> PROBLEM REQUIREMENTS: For the listing below, give the number of lines in which "mistake" occurs. Add nothing.

> EXERCISE INPUTS:
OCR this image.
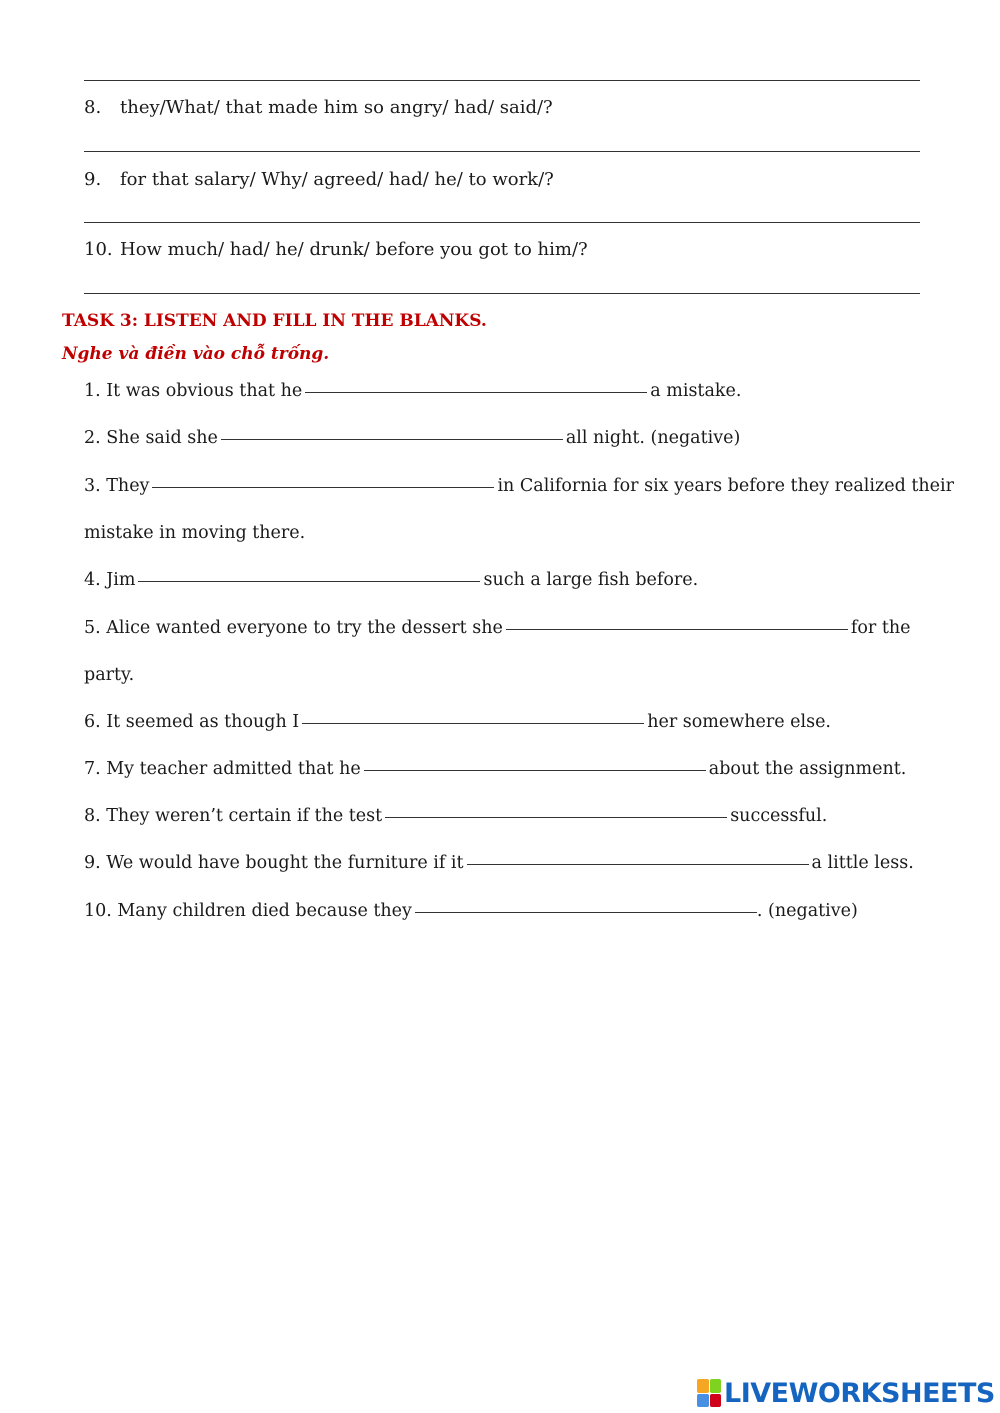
8. they/What/ that made him so angry/ had/ said/?
9. for that salary/ Why/ agreed/ had/ he/ to work/?
10. How much/ had/ he/ drunk/ before you got to him/?
TASK 3: LISTEN AND FILL IN THE BLANKS.
Nghe và điền vào chỗ trống.
1. It was obvious that he	a mistake.
2. She said she	all night. (negative)
3. They	in California for six years before they realized their
mistake in moving there.
4. Jim	such a large fish before.
5. Alice wanted everyone to try the dessert she	for the
party.
6. It seemed as though I	her somewhere else.
7. My teacher admitted that he	about the assignment.
8. They weren’t certain if the test	successful.
9. We would have bought the furniture if it	a little less.
10. Many children died because they	. (negative)
LIVEWORKSHEETS
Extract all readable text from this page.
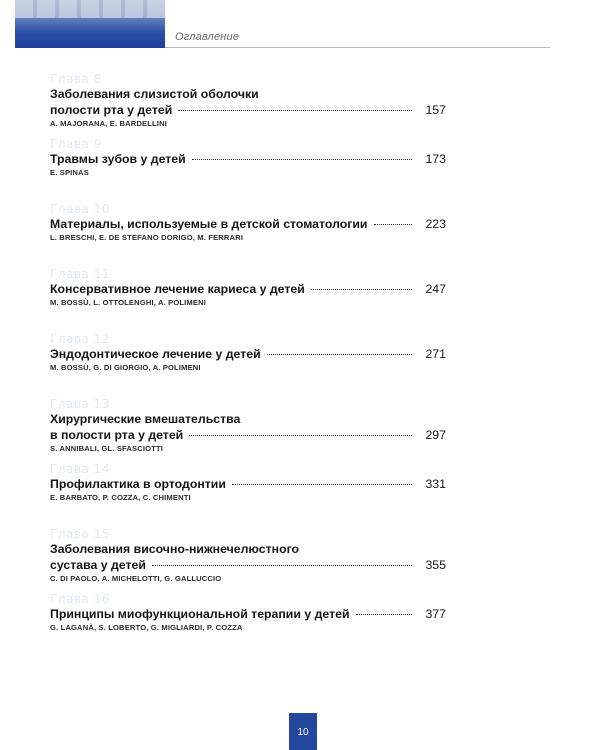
Оглавление
Глава 8
Заболевания слизистой оболочки
полости рта у детей	157
A. MAJORANA, E. BARDELLINI
Глава 9
Травмы зубов у детей	173
E. SPINAS
Глава 10
Материалы, используемые в детской стоматологии	223
L. BRESCHI, E. DE STEFANO DORIGO, M. FERRARI
Глава 11
Консервативное лечение кариеса у детей	247
M. BOSSÙ, L. OTTOLENGHI, A. POLIMENI
Глава 12
Эндодонтическое лечение у детей	271
M. BOSSÙ, G. DI GIORGIO, A. POLIMENI
Глава 13
Хирургические вмешательства
в полости рта у детей	297
S. ANNIBALI, GL. SFASCIOTTI
Глава 14
Профилактика в ортодонтии	331
E. BARBATO, P. COZZA, C. CHIMENTI
Глава 15
Заболевания височно-нижнечелюстного
сустава у детей	355
C. DI PAOLO, A. MICHELOTTI, G. GALLUCCIO
Глава 16
Принципы миофункциональной терапии у детей	377
G. LAGANÀ, S. LOBERTO, G. MIGLIARDI, P. COZZA
10
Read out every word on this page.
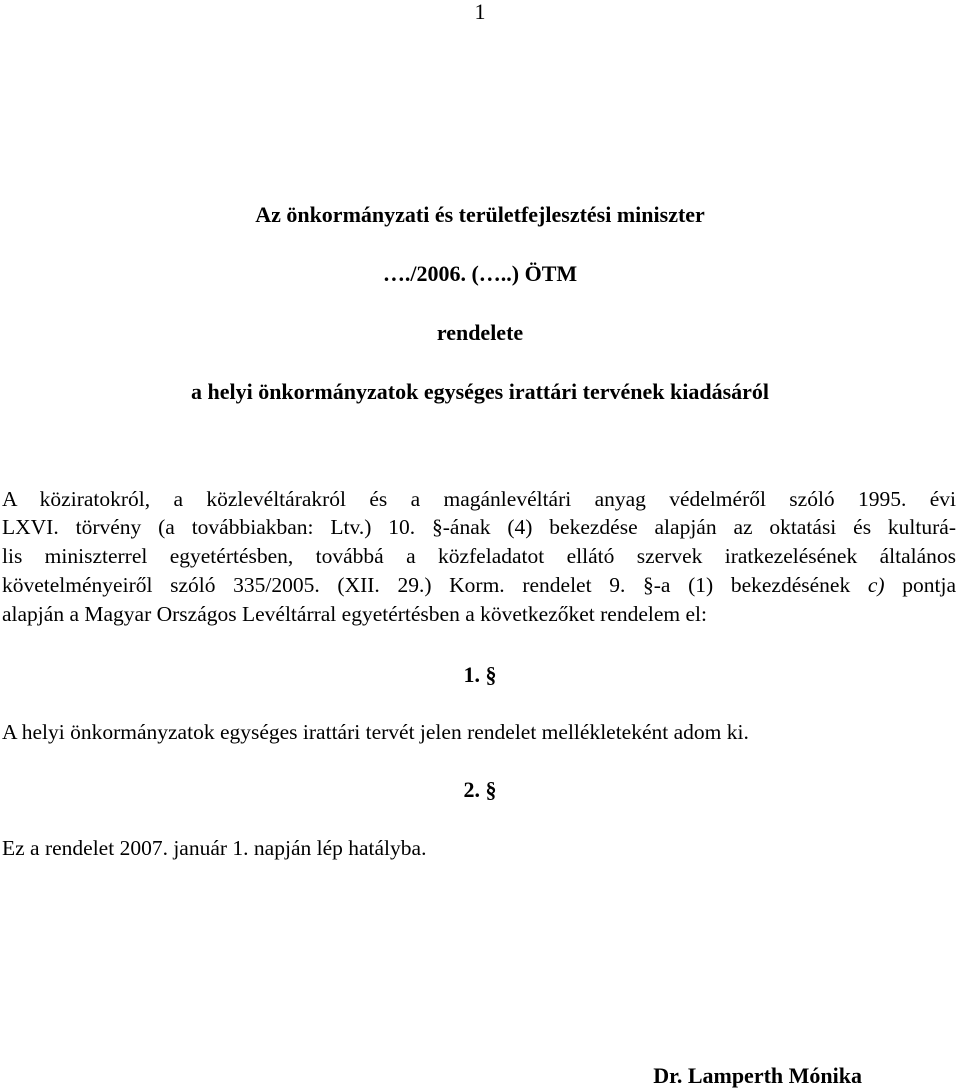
1
Az önkormányzati és területfejlesztési miniszter
…./2006. (…..) ÖTM
rendelete
a helyi önkormányzatok egységes irattári tervének kiadásáról
A köziratokról, a közlevéltárakról és a magánlevéltári anyag védelméről szóló 1995. évi
LXVI. törvény (a továbbiakban: Ltv.) 10. §-ának (4) bekezdése alapján az oktatási és kulturá-
lis miniszterrel egyetértésben, továbbá a közfeladatot ellátó szervek iratkezelésének általános
követelményeiről szóló 335/2005. (XII. 29.) Korm. rendelet 9. §-a (1) bekezdésének c) pontja
alapján a Magyar Országos Levéltárral egyetértésben a következőket rendelem el:
1. §
A helyi önkormányzatok egységes irattári tervét jelen rendelet mellékleteként adom ki.
2. §
Ez a rendelet 2007. január 1. napján lép hatályba.
Dr. Lamperth Mónika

> RESULT: 2